EXERCISE DESCRIPTION:
Drop the pictures, then extract the listing word for word.

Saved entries
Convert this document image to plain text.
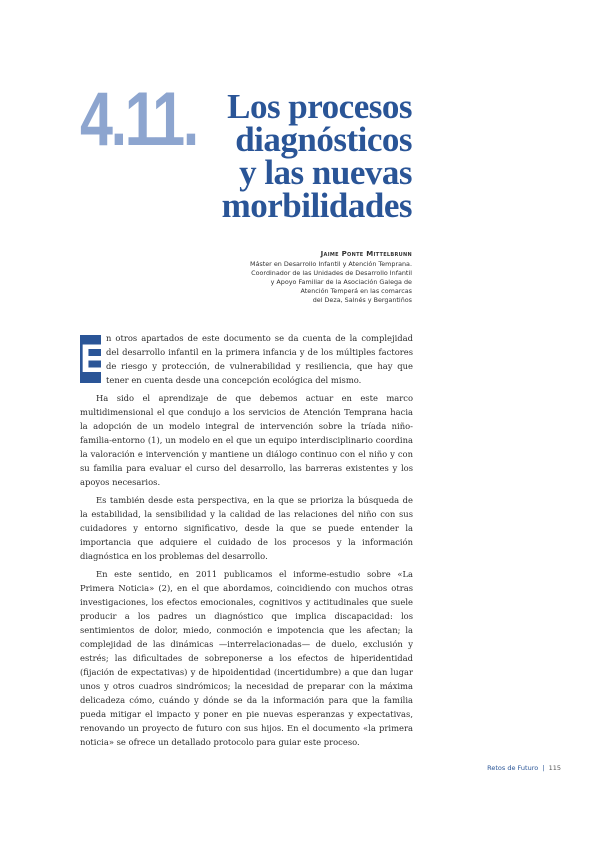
4.11. Los procesos
diagnósticos
y las nuevas
morbilidades
Jaime Ponte Mittelbrunn
Máster en Desarrollo Infantil y Atención Temprana.
Coordinador de las Unidades de Desarrollo Infantil
y Apoyo Familiar de la Asociación Galega de
Atención Temperá en las comarcas
del Deza, Salnés y Bergantiños

E n otros apartados de este documento se da cuenta de la complejidad del desarrollo infantil en la primera infancia y de los múltiples factores de riesgo y protección, de vulnerabilidad y resiliencia, que hay que tener en cuenta desde una concepción ecológica del mismo.

Ha sido el aprendizaje de que debemos actuar en este marco multidimensional el que condujo a los servicios de Atención Temprana hacia la adopción de un modelo integral de intervención sobre la tríada niño-familia-entorno (1), un modelo en el que un equipo interdisciplinario coordina la valoración e intervención y mantiene un diálogo continuo con el niño y con su familia para evaluar el curso del desarrollo, las barreras existentes y los apoyos necesarios.

Es también desde esta perspectiva, en la que se prioriza la búsqueda de la estabilidad, la sensibilidad y la calidad de las relaciones del niño con sus cuidadores y entorno significativo, desde la que se puede entender la importancia que adquiere el cuidado de los procesos y la información diagnóstica en los problemas del desarrollo.

En este sentido, en 2011 publicamos el informe-estudio sobre «La Primera Noticia» (2), en el que abordamos, coincidiendo con muchos otras investigaciones, los efectos emocionales, cognitivos y actitudinales que suele producir a los padres un diagnóstico que implica discapacidad: los sentimientos de dolor, miedo, conmoción e impotencia que les afectan; la complejidad de las dinámicas —interrelacionadas— de duelo, exclusión y estrés; las dificultades de sobreponerse a los efectos de hiperidentidad (fijación de expectativas) y de hipoidentidad (incertidumbre) a que dan lugar unos y otros cuadros sindrómicos; la necesidad de preparar con la máxima delicadeza cómo, cuándo y dónde se da la información para que la familia pueda mitigar el impacto y poner en pie nuevas esperanzas y expectativas, renovando un proyecto de futuro con sus hijos. En el documento «la primera noticia» se ofrece un detallado protocolo para guiar este proceso.

Retos de Futuro | 115
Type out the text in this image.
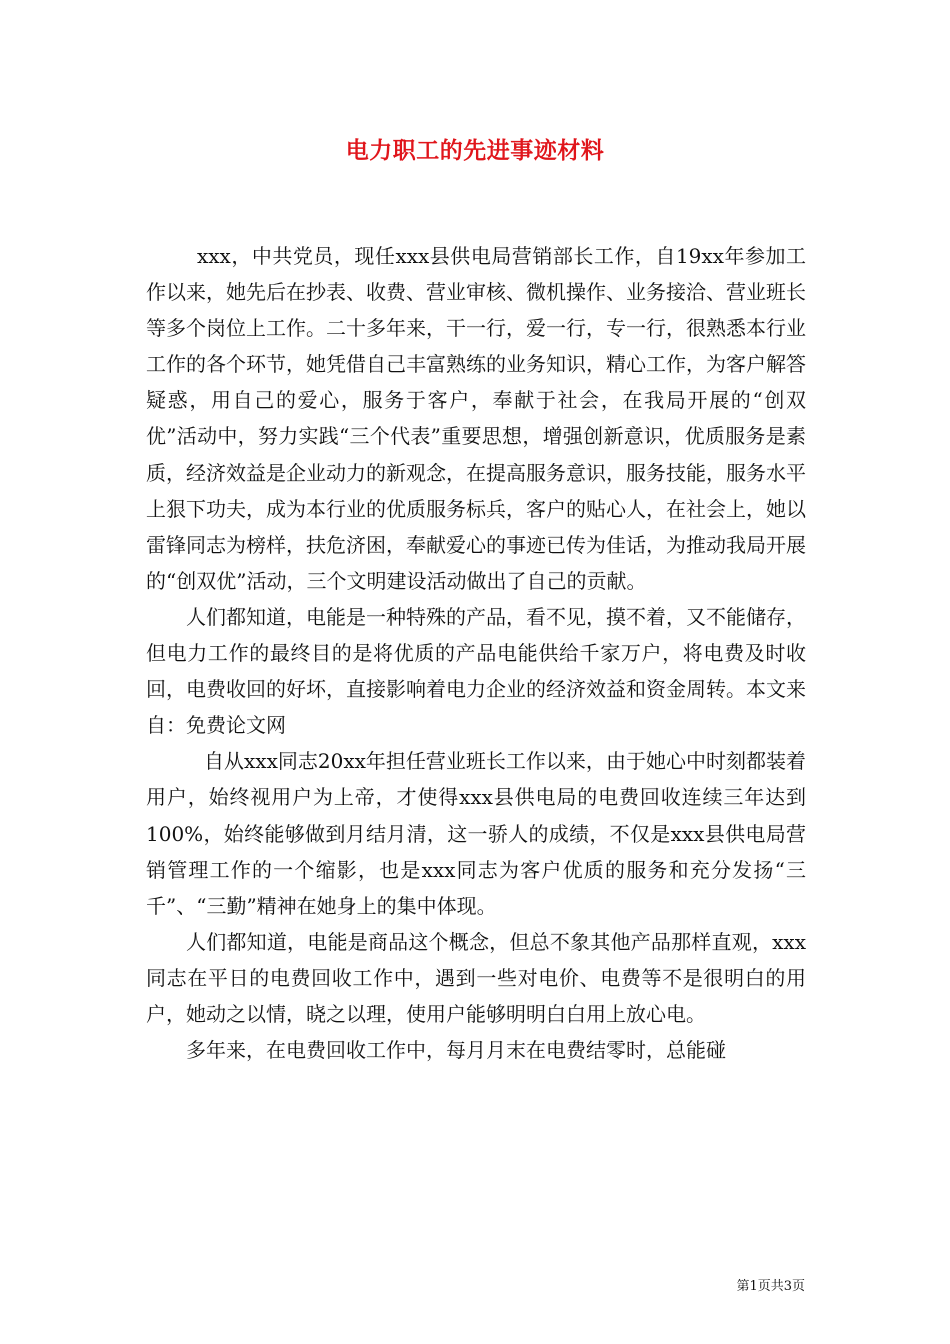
电力职工的先进事迹材料

xxx，中共党员，现任xxx县供电局营销部长工作，自19xx年参加工作以来，她先后在抄表、收费、营业审核、微机操作、业务接洽、营业班长等多个岗位上工作。二十多年来，干一行，爱一行，专一行，很熟悉本行业工作的各个环节，她凭借自己丰富熟练的业务知识，精心工作，为客户解答疑惑，用自己的爱心，服务于客户，奉献于社会，在我局开展的“创双优”活动中，努力实践“三个代表”重要思想，增强创新意识，优质服务是素质，经济效益是企业动力的新观念，在提高服务意识，服务技能，服务水平上狠下功夫，成为本行业的优质服务标兵，客户的贴心人，在社会上，她以雷锋同志为榜样，扶危济困，奉献爱心的事迹已传为佳话，为推动我局开展的“创双优”活动，三个文明建设活动做出了自己的贡献。

人们都知道，电能是一种特殊的产品，看不见，摸不着，又不能储存，但电力工作的最终目的是将优质的产品电能供给千家万户，将电费及时收回，电费收回的好坏，直接影响着电力企业的经济效益和资金周转。本文来自：免费论文网

自从xxx同志20xx年担任营业班长工作以来，由于她心中时刻都装着用户，始终视用户为上帝，才使得xxx县供电局的电费回收连续三年达到100%，始终能够做到月结月清，这一骄人的成绩，不仅是xxx县供电局营销管理工作的一个缩影，也是xxx同志为客户优质的服务和充分发扬“三千”、“三勤”精神在她身上的集中体现。

人们都知道，电能是商品这个概念，但总不象其他产品那样直观，xxx同志在平日的电费回收工作中，遇到一些对电价、电费等不是很明白的用户，她动之以情，晓之以理，使用户能够明明白白用上放心电。

多年来，在电费回收工作中，每月月末在电费结零时，总能碰

第1页共3页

WRITTEN SOLUTION:
Convert this document image to plain text.
4.11. Los procesos
diagnósticos
y las nuevas
morbilidades
Jaime Ponte Mittelbrunn
Máster en Desarrollo Infantil y Atención Temprana.
Coordinador de las Unidades de Desarrollo Infantil
y Apoyo Familiar de la Asociación Galega de
Atención Temperá en las comarcas
del Deza, Salnés y Bergantiños

E n otros apartados de este documento se da cuenta de la complejidad del desarrollo infantil en la primera infancia y de los múltiples factores de riesgo y protección, de vulnerabilidad y resiliencia, que hay que tener en cuenta desde una concepción ecológica del mismo.

Ha sido el aprendizaje de que debemos actuar en este marco multidimensional el que condujo a los servicios de Atención Temprana hacia la adopción de un modelo integral de intervención sobre la tríada niño-familia-entorno (1), un modelo en el que un equipo interdisciplinario coordina la valoración e intervención y mantiene un diálogo continuo con el niño y con su familia para evaluar el curso del desarrollo, las barreras existentes y los apoyos necesarios.

Es también desde esta perspectiva, en la que se prioriza la búsqueda de la estabilidad, la sensibilidad y la calidad de las relaciones del niño con sus cuidadores y entorno significativo, desde la que se puede entender la importancia que adquiere el cuidado de los procesos y la información diagnóstica en los problemas del desarrollo.

En este sentido, en 2011 publicamos el informe-estudio sobre «La Primera Noticia» (2), en el que abordamos, coincidiendo con muchos otras investigaciones, los efectos emocionales, cognitivos y actitudinales que suele producir a los padres un diagnóstico que implica discapacidad: los sentimientos de dolor, miedo, conmoción e impotencia que les afectan; la complejidad de las dinámicas —interrelacionadas— de duelo, exclusión y estrés; las dificultades de sobreponerse a los efectos de hiperidentidad (fijación de expectativas) y de hipoidentidad (incertidumbre) a que dan lugar unos y otros cuadros sindrómicos; la necesidad de preparar con la máxima delicadeza cómo, cuándo y dónde se da la información para que la familia pueda mitigar el impacto y poner en pie nuevas esperanzas y expectativas, renovando un proyecto de futuro con sus hijos. En el documento «la primera noticia» se ofrece un detallado protocolo para guiar este proceso.

Retos de Futuro | 115
Type out the text in this image.
电力职工的先进事迹材料

xxx，中共党员，现任xxx县供电局营销部长工作，自19xx年参加工作以来，她先后在抄表、收费、营业审核、微机操作、业务接洽、营业班长等多个岗位上工作。二十多年来，干一行，爱一行，专一行，很熟悉本行业工作的各个环节，她凭借自己丰富熟练的业务知识，精心工作，为客户解答疑惑，用自己的爱心，服务于客户，奉献于社会，在我局开展的“创双优”活动中，努力实践“三个代表”重要思想，增强创新意识，优质服务是素质，经济效益是企业动力的新观念，在提高服务意识，服务技能，服务水平上狠下功夫，成为本行业的优质服务标兵，客户的贴心人，在社会上，她以雷锋同志为榜样，扶危济困，奉献爱心的事迹已传为佳话，为推动我局开展的“创双优”活动，三个文明建设活动做出了自己的贡献。

人们都知道，电能是一种特殊的产品，看不见，摸不着，又不能储存，但电力工作的最终目的是将优质的产品电能供给千家万户，将电费及时收回，电费收回的好坏，直接影响着电力企业的经济效益和资金周转。本文来自：免费论文网

自从xxx同志20xx年担任营业班长工作以来，由于她心中时刻都装着用户，始终视用户为上帝，才使得xxx县供电局的电费回收连续三年达到100%，始终能够做到月结月清，这一骄人的成绩，不仅是xxx县供电局营销管理工作的一个缩影，也是xxx同志为客户优质的服务和充分发扬“三千”、“三勤”精神在她身上的集中体现。

人们都知道，电能是商品这个概念，但总不象其他产品那样直观，xxx同志在平日的电费回收工作中，遇到一些对电价、电费等不是很明白的用户，她动之以情，晓之以理，使用户能够明明白白用上放心电。

多年来，在电费回收工作中，每月月末在电费结零时，总能碰

第1页共3页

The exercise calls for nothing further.